# AVAILABLE DATA:
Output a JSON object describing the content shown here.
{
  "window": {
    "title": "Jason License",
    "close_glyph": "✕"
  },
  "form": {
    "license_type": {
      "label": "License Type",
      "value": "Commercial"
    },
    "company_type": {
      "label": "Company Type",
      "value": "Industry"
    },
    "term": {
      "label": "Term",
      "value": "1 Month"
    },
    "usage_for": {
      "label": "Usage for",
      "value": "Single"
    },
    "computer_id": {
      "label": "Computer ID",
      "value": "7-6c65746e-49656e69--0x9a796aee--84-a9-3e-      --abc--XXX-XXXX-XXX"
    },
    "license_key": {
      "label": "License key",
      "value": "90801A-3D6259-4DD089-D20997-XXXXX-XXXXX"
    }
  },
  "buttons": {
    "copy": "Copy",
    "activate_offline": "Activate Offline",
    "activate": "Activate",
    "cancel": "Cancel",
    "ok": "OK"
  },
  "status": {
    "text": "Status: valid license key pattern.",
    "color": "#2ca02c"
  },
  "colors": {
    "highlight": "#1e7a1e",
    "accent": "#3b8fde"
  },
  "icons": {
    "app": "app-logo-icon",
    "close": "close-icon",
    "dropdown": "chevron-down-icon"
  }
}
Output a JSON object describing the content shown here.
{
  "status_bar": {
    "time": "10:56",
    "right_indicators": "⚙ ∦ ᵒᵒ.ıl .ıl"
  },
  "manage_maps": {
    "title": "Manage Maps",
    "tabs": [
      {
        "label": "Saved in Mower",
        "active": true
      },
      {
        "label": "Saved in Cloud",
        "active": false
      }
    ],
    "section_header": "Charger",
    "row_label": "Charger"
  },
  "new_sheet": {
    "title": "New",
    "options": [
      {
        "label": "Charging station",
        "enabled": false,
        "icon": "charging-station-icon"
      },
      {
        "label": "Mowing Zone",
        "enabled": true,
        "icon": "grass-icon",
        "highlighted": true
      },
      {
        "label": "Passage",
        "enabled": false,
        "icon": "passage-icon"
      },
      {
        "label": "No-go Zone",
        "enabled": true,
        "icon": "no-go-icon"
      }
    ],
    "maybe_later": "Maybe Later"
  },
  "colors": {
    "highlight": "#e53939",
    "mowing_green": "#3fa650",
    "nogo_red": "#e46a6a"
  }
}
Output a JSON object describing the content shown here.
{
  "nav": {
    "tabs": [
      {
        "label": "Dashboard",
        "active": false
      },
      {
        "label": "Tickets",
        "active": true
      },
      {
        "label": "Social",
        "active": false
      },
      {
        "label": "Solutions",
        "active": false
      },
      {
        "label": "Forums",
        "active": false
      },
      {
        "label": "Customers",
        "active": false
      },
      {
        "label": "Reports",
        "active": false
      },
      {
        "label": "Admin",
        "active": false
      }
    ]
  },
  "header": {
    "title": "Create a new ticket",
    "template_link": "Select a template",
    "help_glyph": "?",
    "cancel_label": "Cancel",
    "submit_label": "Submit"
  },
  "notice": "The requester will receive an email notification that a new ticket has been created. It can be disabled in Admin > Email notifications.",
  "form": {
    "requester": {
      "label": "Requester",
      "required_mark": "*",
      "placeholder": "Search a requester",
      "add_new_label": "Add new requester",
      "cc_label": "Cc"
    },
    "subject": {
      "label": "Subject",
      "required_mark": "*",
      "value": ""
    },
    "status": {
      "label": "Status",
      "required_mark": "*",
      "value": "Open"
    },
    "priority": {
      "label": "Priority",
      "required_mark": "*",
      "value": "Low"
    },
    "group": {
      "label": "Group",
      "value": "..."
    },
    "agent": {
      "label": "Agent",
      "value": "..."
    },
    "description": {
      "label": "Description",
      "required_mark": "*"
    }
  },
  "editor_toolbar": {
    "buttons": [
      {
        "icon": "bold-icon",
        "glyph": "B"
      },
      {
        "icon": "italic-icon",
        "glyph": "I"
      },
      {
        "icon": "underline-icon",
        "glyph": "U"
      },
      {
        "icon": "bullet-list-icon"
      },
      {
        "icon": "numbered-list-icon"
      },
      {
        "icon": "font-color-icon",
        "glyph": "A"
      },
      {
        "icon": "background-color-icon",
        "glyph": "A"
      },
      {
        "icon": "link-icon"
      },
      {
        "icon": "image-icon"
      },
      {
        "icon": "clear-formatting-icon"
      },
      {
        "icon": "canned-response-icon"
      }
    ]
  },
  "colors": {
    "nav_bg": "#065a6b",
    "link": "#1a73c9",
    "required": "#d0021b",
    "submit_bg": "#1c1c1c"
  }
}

# STATED TASK:
Extract, word for word, each line of the listing above.

# WRITTEN ANSWER:
Output a JSON object describing the content shown here.
{
  "window": {
    "title": "Jason License",
    "close_glyph": "✕"
  },
  "form": {
    "license_type": {
      "label": "License Type",
      "value": "Commercial"
    },
    "company_type": {
      "label": "Company Type",
      "value": "Industry"
    },
    "term": {
      "label": "Term",
      "value": "1 Month"
    },
    "usage_for": {
      "label": "Usage for",
      "value": "Single"
    },
    "computer_id": {
      "label": "Computer ID",
      "value": "7-6c65746e-49656e69--0x9a796aee--84-a9-3e-      --abc--XXX-XXXX-XXX"
    },
    "license_key": {
      "label": "License key",
      "value": "90801A-3D6259-4DD089-D20997-XXXXX-XXXXX"
    }
  },
  "buttons": {
    "copy": "Copy",
    "activate_offline": "Activate Offline",
    "activate": "Activate",
    "cancel": "Cancel",
    "ok": "OK"
  },
  "status": {
    "text": "Status: valid license key pattern.",
    "color": "#2ca02c"
  },
  "colors": {
    "highlight": "#1e7a1e",
    "accent": "#3b8fde"
  },
  "icons": {
    "app": "app-logo-icon",
    "close": "close-icon",
    "dropdown": "chevron-down-icon"
  }
}
Output a JSON object describing the content shown here.
{
  "status_bar": {
    "time": "10:56",
    "right_indicators": "⚙ ∦ ᵒᵒ.ıl .ıl"
  },
  "manage_maps": {
    "title": "Manage Maps",
    "tabs": [
      {
        "label": "Saved in Mower",
        "active": true
      },
      {
        "label": "Saved in Cloud",
        "active": false
      }
    ],
    "section_header": "Charger",
    "row_label": "Charger"
  },
  "new_sheet": {
    "title": "New",
    "options": [
      {
        "label": "Charging station",
        "enabled": false,
        "icon": "charging-station-icon"
      },
      {
        "label": "Mowing Zone",
        "enabled": true,
        "icon": "grass-icon",
        "highlighted": true
      },
      {
        "label": "Passage",
        "enabled": false,
        "icon": "passage-icon"
      },
      {
        "label": "No-go Zone",
        "enabled": true,
        "icon": "no-go-icon"
      }
    ],
    "maybe_later": "Maybe Later"
  },
  "colors": {
    "highlight": "#e53939",
    "mowing_green": "#3fa650",
    "nogo_red": "#e46a6a"
  }
}
Output a JSON object describing the content shown here.
{
  "nav": {
    "tabs": [
      {
        "label": "Dashboard",
        "active": false
      },
      {
        "label": "Tickets",
        "active": true
      },
      {
        "label": "Social",
        "active": false
      },
      {
        "label": "Solutions",
        "active": false
      },
      {
        "label": "Forums",
        "active": false
      },
      {
        "label": "Customers",
        "active": false
      },
      {
        "label": "Reports",
        "active": false
      },
      {
        "label": "Admin",
        "active": false
      }
    ]
  },
  "header": {
    "title": "Create a new ticket",
    "template_link": "Select a template",
    "help_glyph": "?",
    "cancel_label": "Cancel",
    "submit_label": "Submit"
  },
  "notice": "The requester will receive an email notification that a new ticket has been created. It can be disabled in Admin > Email notifications.",
  "form": {
    "requester": {
      "label": "Requester",
      "required_mark": "*",
      "placeholder": "Search a requester",
      "add_new_label": "Add new requester",
      "cc_label": "Cc"
    },
    "subject": {
      "label": "Subject",
      "required_mark": "*",
      "value": ""
    },
    "status": {
      "label": "Status",
      "required_mark": "*",
      "value": "Open"
    },
    "priority": {
      "label": "Priority",
      "required_mark": "*",
      "value": "Low"
    },
    "group": {
      "label": "Group",
      "value": "..."
    },
    "agent": {
      "label": "Agent",
      "value": "..."
    },
    "description": {
      "label": "Description",
      "required_mark": "*"
    }
  },
  "editor_toolbar": {
    "buttons": [
      {
        "icon": "bold-icon",
        "glyph": "B"
      },
      {
        "icon": "italic-icon",
        "glyph": "I"
      },
      {
        "icon": "underline-icon",
        "glyph": "U"
      },
      {
        "icon": "bullet-list-icon"
      },
      {
        "icon": "numbered-list-icon"
      },
      {
        "icon": "font-color-icon",
        "glyph": "A"
      },
      {
        "icon": "background-color-icon",
        "glyph": "A"
      },
      {
        "icon": "link-icon"
      },
      {
        "icon": "image-icon"
      },
      {
        "icon": "clear-formatting-icon"
      },
      {
        "icon": "canned-response-icon"
      }
    ]
  },
  "colors": {
    "nav_bg": "#065a6b",
    "link": "#1a73c9",
    "required": "#d0021b",
    "submit_bg": "#1c1c1c"
  }
}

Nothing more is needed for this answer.